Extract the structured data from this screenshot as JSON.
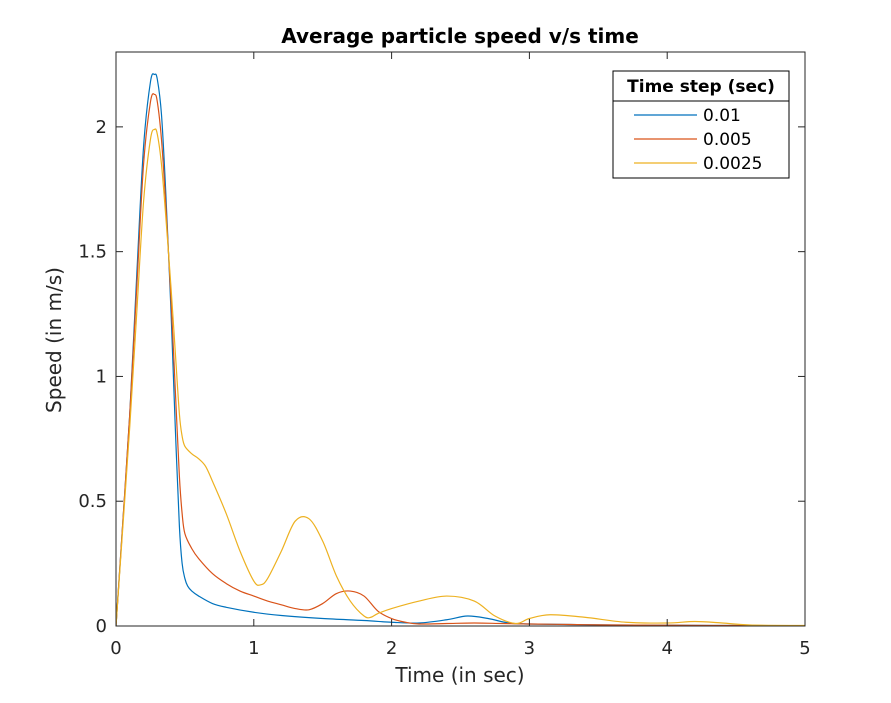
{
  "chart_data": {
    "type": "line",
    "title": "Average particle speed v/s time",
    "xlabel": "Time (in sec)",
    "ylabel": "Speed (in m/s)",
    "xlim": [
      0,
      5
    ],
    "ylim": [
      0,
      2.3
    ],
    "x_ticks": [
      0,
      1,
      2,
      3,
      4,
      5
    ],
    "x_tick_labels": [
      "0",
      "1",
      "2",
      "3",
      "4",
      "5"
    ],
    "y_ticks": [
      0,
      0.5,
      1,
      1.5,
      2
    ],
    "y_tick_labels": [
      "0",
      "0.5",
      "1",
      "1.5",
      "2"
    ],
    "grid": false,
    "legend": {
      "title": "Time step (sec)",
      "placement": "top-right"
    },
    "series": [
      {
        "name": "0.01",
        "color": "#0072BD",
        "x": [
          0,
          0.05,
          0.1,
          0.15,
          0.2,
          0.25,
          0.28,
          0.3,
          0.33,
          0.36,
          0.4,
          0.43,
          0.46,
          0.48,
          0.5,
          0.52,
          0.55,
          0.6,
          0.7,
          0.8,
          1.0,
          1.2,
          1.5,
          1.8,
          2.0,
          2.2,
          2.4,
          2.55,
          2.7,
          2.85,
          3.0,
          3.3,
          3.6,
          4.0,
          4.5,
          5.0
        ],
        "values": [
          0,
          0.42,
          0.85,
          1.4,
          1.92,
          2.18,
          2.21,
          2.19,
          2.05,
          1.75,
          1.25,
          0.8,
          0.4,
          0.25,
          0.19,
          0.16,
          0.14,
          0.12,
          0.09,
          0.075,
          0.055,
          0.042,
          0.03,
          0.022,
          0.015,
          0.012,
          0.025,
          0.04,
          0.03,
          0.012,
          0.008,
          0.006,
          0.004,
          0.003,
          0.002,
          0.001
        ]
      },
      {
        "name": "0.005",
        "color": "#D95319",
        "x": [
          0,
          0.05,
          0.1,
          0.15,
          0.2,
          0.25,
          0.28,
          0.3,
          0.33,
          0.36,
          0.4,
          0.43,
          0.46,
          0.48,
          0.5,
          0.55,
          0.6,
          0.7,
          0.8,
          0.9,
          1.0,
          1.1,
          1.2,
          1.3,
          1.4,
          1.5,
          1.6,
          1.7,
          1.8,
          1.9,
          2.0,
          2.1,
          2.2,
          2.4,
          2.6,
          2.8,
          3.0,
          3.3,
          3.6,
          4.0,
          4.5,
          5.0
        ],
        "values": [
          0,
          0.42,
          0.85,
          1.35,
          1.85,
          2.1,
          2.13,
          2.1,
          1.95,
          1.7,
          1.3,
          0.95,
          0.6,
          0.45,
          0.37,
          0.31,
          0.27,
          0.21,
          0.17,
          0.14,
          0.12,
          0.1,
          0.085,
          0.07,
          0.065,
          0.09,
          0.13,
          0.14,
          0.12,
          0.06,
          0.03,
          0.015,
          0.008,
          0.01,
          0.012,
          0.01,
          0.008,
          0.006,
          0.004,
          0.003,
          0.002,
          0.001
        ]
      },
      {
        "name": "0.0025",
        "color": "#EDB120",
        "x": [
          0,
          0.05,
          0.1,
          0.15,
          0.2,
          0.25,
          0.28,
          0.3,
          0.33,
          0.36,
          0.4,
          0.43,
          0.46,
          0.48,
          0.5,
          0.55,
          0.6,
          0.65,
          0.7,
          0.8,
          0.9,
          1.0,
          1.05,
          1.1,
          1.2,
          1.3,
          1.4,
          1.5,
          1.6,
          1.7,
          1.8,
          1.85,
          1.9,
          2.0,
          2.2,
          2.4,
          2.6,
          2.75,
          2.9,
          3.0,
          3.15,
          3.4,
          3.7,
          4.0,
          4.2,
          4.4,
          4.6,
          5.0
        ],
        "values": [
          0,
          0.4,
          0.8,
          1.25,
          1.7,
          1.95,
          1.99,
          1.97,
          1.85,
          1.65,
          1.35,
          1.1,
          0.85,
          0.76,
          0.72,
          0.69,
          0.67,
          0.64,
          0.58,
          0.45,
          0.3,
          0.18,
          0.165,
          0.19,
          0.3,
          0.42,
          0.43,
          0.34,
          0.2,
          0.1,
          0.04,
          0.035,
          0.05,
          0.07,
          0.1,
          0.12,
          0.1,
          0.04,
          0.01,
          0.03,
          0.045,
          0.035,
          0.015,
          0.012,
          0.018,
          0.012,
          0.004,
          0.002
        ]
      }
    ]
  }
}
+++++
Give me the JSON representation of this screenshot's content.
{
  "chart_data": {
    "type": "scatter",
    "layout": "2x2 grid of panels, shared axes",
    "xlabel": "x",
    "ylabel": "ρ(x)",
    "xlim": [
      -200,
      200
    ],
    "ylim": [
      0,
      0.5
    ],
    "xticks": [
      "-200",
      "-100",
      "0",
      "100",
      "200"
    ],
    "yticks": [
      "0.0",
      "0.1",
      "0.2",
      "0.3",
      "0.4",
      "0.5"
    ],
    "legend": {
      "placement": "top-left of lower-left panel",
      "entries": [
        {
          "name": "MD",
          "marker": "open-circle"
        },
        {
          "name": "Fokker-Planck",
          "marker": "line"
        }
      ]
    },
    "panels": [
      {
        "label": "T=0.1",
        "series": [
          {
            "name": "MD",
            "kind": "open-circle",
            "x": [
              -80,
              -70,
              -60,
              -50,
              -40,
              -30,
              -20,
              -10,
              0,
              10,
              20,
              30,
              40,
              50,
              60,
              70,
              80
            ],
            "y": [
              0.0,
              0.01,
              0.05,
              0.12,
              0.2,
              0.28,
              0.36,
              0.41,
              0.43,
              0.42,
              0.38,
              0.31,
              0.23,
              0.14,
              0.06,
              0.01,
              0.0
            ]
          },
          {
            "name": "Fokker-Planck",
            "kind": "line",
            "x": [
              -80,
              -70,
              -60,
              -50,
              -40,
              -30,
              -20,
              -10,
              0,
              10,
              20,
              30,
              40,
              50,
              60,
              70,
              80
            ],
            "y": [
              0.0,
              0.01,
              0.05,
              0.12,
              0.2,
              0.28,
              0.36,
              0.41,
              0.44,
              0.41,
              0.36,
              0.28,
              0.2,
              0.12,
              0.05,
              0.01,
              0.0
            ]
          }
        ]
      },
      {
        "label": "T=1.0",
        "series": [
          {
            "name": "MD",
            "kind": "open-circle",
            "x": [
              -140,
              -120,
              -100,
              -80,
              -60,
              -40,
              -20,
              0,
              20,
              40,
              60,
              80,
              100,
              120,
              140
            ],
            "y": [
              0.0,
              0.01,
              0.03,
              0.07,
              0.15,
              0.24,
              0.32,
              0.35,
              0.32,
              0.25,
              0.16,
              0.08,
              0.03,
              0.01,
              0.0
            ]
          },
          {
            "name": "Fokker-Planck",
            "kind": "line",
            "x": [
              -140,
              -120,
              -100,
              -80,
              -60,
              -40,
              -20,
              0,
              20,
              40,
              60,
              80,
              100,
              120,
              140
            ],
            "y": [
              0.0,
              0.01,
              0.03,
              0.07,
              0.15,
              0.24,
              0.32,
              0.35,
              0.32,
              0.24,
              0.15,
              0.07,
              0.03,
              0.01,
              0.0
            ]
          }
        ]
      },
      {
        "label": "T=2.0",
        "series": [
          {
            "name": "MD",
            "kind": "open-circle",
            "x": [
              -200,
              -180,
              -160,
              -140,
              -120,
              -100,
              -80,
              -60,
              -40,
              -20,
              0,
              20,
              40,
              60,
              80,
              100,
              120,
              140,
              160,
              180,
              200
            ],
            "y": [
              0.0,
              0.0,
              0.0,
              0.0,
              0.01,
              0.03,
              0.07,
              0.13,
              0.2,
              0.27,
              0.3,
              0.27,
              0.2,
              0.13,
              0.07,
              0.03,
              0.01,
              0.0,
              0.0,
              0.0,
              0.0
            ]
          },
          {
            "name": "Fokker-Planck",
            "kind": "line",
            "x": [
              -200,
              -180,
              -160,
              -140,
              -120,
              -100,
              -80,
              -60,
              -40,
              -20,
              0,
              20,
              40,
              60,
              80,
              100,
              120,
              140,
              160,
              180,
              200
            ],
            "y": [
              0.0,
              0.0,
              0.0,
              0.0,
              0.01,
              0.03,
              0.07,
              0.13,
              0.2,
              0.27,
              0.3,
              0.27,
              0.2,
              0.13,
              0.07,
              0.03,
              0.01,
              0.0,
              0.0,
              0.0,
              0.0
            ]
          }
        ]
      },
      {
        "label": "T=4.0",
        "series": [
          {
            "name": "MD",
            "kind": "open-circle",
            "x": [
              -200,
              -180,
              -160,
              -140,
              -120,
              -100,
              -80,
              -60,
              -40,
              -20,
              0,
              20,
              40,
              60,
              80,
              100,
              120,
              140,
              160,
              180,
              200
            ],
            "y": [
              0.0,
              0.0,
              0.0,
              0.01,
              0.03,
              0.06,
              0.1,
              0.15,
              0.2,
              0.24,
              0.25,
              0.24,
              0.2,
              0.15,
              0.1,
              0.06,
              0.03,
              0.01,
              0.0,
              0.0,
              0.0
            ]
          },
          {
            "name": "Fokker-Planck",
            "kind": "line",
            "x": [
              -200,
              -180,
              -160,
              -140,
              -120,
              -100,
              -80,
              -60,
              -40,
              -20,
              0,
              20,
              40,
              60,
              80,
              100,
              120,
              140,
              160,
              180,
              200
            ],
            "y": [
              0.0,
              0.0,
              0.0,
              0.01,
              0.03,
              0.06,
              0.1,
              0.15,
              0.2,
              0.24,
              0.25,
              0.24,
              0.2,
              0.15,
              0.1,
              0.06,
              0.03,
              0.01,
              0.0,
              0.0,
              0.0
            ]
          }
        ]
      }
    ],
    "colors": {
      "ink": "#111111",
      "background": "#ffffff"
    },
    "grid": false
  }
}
+++++
- [Exercise task]:
State only how many lines in the material include "panels".

- [Full output]:
2